Tally the lines that contain "Number" and report the total alone.

:::::

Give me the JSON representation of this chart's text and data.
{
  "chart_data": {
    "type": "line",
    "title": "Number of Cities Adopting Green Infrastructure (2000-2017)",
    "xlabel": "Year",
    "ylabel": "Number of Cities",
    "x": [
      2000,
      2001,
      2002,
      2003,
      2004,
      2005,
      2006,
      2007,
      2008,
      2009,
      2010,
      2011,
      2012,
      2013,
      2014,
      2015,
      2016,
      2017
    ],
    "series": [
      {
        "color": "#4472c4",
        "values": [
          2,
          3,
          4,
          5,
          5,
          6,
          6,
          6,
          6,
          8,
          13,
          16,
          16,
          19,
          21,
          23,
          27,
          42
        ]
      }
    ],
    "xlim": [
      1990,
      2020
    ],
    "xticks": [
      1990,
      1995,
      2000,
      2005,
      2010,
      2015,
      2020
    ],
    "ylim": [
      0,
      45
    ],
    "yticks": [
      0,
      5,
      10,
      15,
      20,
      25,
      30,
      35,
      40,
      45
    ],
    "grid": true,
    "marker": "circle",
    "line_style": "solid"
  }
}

:::::

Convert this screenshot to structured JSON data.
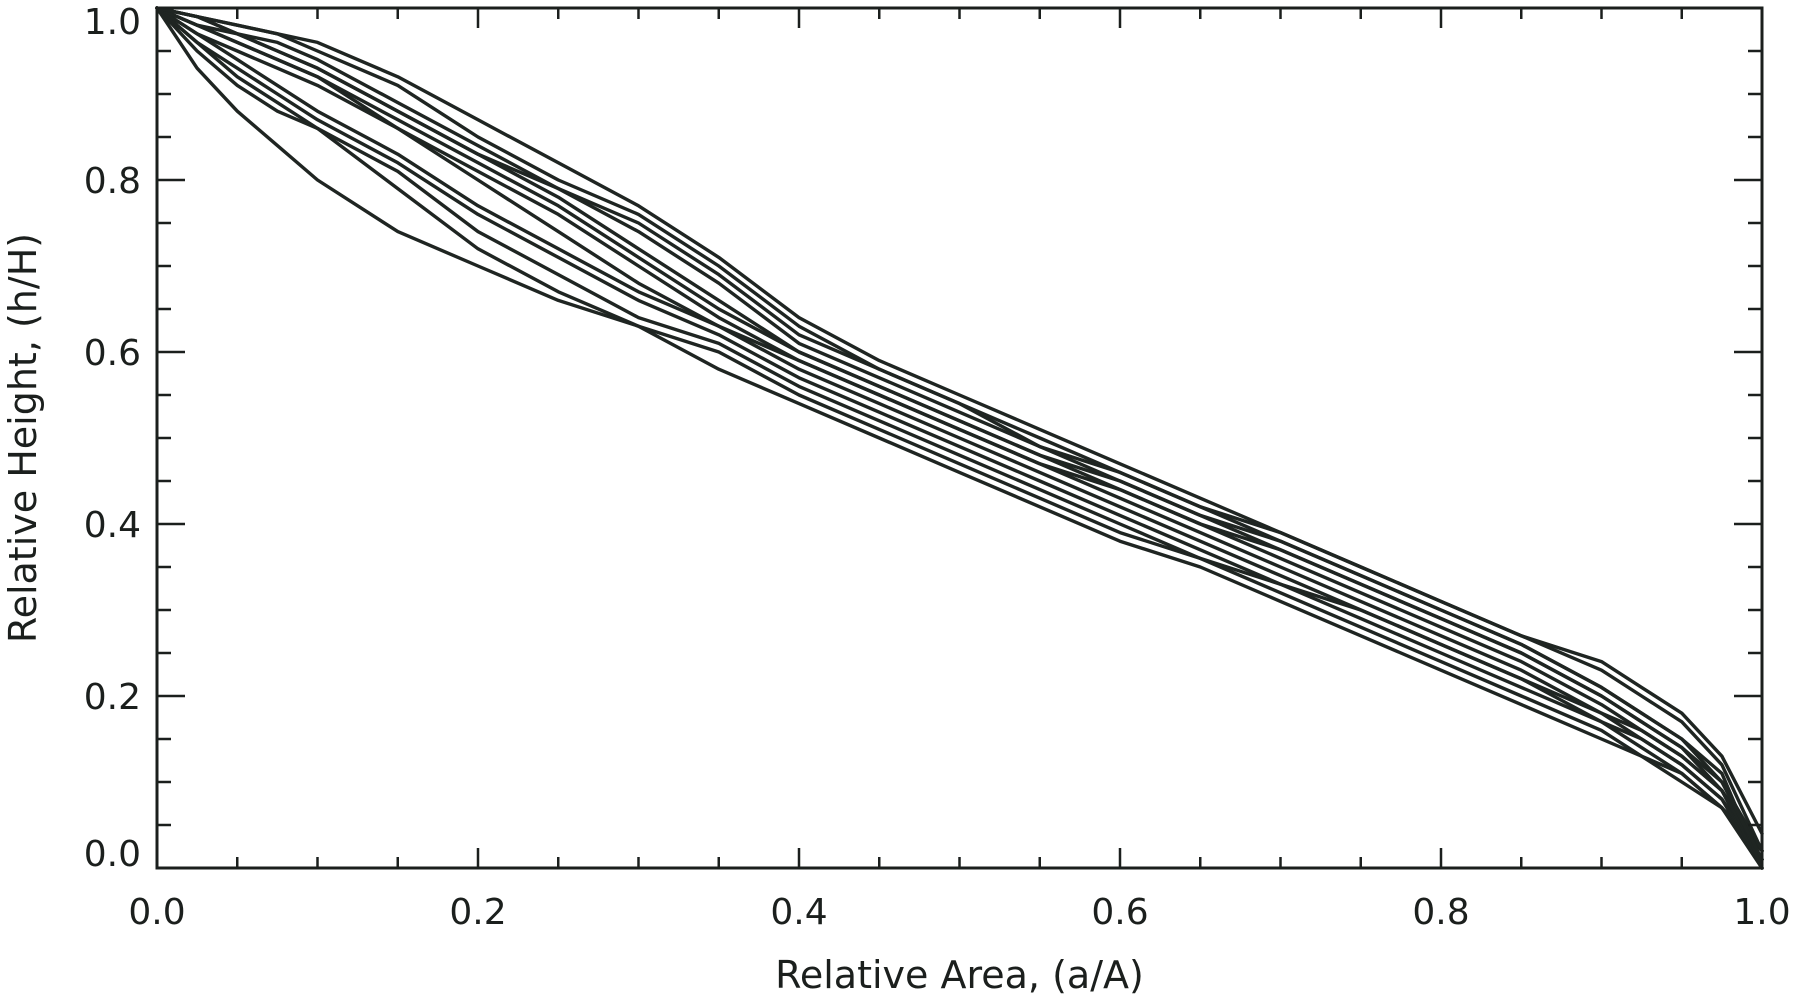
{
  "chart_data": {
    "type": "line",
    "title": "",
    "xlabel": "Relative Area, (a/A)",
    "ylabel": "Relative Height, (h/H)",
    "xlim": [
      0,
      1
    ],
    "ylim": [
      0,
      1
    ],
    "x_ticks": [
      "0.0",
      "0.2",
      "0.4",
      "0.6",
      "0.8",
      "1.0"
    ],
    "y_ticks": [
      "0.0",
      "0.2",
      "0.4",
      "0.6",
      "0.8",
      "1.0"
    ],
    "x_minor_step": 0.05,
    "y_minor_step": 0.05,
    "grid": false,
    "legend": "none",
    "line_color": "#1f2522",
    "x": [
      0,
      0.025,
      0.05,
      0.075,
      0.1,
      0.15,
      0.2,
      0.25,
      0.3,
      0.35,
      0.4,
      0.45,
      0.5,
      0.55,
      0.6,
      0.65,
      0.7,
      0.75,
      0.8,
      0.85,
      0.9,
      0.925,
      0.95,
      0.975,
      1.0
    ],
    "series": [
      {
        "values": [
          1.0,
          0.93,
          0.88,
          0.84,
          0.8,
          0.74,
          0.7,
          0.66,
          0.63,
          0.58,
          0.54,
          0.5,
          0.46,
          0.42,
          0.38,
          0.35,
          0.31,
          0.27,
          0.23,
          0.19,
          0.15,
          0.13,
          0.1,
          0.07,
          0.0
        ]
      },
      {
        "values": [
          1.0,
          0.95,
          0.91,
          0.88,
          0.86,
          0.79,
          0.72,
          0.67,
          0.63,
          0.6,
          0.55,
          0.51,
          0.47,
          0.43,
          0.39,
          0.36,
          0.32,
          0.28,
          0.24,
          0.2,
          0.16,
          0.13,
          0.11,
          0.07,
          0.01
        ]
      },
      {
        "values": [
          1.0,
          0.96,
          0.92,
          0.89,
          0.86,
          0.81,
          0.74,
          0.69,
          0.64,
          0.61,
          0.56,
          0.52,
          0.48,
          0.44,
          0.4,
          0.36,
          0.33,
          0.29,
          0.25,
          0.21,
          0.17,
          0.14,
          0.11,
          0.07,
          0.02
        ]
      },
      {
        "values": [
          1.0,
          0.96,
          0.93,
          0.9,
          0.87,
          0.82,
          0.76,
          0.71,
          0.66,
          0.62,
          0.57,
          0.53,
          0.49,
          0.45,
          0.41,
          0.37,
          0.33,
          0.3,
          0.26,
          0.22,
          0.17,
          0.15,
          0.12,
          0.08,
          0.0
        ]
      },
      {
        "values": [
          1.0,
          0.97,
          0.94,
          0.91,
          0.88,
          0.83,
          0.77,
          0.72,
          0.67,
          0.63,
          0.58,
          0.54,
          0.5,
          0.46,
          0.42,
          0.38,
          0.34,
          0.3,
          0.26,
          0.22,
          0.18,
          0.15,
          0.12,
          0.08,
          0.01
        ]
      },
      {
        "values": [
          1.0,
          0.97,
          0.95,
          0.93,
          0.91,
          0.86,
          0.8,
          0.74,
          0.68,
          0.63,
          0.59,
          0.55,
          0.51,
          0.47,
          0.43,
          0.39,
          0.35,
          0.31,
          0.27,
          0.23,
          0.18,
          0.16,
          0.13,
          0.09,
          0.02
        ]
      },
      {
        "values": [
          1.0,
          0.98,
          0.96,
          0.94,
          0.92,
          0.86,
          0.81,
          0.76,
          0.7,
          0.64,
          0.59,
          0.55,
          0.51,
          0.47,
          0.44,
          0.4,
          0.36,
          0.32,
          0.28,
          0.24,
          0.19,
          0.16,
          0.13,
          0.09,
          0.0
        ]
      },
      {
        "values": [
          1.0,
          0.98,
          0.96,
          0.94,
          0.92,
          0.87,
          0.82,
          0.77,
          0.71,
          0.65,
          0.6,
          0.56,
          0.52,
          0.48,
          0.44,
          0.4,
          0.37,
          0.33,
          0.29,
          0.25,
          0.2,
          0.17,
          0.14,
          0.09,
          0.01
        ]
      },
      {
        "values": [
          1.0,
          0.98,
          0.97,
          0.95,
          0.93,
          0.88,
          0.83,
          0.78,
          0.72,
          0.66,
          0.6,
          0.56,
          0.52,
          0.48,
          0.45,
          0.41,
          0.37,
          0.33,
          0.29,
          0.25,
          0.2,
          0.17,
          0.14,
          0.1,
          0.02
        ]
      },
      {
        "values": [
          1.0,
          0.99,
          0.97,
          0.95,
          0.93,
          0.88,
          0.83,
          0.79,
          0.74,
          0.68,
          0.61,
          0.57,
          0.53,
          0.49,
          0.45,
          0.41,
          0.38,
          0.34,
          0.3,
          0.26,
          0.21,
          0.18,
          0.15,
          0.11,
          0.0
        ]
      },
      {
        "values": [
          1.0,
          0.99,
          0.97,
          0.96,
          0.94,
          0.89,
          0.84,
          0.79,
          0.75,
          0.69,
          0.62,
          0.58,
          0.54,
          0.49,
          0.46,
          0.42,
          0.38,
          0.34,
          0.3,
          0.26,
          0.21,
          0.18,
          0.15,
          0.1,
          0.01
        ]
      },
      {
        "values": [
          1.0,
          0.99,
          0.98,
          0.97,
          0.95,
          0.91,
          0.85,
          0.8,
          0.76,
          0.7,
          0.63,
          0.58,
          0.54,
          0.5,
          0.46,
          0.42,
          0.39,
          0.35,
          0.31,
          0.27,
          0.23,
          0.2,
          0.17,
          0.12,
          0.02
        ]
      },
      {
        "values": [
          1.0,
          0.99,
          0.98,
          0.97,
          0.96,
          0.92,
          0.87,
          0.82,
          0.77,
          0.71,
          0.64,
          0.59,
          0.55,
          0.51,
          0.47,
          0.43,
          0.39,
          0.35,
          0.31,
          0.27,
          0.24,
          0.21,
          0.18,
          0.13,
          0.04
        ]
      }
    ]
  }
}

:::::

__IN RESPONSE__
2